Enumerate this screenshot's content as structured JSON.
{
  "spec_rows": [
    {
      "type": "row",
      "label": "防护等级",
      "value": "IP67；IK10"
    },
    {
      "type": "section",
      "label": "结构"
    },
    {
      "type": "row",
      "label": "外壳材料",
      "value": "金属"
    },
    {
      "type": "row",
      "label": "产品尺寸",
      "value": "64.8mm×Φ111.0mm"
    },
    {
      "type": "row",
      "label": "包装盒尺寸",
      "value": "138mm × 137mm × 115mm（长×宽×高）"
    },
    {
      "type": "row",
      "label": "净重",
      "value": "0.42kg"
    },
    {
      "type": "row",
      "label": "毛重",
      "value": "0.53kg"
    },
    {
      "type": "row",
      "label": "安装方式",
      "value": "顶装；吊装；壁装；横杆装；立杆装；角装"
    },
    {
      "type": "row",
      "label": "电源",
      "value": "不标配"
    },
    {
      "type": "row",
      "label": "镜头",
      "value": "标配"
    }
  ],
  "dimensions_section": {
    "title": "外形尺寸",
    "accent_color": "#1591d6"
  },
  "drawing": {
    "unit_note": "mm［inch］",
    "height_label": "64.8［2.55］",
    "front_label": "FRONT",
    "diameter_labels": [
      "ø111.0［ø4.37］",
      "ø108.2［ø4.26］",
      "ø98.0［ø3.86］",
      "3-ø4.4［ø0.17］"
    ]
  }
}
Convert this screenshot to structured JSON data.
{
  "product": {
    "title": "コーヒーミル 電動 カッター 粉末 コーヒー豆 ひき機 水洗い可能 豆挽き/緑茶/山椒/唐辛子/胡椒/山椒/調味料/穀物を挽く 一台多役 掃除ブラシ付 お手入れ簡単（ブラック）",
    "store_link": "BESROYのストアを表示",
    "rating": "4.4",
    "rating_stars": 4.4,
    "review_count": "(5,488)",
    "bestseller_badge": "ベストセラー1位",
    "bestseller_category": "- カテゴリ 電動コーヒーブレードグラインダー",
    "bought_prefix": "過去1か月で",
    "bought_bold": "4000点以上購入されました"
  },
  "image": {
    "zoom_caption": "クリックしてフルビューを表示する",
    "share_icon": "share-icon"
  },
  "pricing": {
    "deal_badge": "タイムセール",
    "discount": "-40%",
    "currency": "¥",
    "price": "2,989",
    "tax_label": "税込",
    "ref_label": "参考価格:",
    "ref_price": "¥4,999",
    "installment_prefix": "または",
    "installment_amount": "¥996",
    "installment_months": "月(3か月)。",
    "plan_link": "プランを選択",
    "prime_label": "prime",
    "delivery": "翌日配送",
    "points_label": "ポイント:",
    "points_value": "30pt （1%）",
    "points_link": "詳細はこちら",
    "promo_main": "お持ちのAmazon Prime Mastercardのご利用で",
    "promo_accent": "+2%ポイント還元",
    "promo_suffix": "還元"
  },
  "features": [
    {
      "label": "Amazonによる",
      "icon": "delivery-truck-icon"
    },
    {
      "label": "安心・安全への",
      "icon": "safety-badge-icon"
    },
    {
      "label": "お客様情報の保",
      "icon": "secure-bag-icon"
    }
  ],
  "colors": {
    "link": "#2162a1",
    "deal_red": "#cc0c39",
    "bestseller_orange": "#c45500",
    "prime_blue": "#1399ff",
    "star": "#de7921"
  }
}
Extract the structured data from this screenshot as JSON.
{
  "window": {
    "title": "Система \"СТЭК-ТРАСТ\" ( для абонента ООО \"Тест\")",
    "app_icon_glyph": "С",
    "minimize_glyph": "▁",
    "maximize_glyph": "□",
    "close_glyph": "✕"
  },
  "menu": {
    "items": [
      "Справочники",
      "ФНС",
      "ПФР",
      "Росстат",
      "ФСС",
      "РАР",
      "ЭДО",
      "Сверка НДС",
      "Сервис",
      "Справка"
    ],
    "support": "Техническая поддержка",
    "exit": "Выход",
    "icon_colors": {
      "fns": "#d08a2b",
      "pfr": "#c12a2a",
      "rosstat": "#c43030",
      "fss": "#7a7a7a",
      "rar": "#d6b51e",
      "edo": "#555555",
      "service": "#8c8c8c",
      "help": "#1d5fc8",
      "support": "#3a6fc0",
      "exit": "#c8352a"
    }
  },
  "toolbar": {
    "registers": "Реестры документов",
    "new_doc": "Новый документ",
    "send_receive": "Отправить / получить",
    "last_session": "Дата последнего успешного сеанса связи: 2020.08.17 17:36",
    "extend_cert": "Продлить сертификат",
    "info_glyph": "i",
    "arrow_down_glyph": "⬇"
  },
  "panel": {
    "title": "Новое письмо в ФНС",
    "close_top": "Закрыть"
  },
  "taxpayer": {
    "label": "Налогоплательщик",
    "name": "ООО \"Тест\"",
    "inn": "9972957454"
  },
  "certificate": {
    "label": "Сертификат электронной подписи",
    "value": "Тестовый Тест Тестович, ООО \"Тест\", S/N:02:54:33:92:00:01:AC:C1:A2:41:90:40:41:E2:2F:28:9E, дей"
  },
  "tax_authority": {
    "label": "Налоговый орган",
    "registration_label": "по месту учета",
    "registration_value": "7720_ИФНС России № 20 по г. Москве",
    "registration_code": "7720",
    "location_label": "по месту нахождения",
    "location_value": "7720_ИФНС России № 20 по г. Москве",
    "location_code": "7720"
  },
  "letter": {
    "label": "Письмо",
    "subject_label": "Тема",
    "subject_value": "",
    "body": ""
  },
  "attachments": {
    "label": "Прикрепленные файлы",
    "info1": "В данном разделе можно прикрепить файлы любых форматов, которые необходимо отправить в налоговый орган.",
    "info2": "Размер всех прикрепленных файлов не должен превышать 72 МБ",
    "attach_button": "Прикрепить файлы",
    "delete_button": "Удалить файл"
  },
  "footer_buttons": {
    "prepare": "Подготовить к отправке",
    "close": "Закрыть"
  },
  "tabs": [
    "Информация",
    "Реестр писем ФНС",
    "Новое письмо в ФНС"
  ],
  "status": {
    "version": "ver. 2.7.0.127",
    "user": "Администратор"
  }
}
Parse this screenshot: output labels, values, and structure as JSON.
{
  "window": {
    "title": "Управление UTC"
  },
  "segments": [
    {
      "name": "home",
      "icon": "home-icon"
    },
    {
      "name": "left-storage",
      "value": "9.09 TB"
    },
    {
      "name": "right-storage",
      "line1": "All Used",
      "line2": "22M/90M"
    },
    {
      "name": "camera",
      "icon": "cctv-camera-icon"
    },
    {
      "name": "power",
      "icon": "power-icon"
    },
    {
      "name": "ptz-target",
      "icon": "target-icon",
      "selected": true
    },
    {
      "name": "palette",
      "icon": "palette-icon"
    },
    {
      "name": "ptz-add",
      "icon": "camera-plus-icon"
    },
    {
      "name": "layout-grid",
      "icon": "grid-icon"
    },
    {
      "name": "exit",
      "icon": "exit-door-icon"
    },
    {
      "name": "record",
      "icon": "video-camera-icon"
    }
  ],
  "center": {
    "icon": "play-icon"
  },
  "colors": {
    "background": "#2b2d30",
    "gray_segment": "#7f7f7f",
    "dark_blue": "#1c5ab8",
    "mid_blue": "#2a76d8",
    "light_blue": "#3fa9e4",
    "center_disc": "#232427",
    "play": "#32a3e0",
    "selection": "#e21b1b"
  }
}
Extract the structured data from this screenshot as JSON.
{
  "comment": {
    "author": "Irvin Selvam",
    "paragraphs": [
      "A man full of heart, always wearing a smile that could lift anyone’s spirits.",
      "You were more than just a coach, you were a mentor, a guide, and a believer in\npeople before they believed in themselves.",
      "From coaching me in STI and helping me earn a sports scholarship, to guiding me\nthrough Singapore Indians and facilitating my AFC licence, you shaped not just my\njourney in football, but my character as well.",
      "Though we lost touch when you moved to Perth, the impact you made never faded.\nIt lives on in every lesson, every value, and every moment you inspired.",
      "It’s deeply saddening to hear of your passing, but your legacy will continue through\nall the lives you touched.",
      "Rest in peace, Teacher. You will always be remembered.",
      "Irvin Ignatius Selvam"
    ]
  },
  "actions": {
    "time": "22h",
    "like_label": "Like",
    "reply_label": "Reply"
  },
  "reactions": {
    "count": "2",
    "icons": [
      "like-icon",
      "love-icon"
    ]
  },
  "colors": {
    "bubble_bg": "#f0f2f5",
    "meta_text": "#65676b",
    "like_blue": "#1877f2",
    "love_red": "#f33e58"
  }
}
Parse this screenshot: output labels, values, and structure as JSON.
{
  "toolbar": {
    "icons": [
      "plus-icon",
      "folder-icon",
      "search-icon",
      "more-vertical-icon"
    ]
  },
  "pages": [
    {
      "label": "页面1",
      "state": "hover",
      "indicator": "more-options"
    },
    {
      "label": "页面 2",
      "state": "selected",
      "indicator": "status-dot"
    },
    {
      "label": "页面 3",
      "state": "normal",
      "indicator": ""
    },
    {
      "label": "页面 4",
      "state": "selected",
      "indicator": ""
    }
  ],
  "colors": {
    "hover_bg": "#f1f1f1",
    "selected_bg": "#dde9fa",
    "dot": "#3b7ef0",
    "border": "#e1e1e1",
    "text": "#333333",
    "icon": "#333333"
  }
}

# What you need to do
Return the number of lines that include the word "месту", and nothing else.

# Reply
2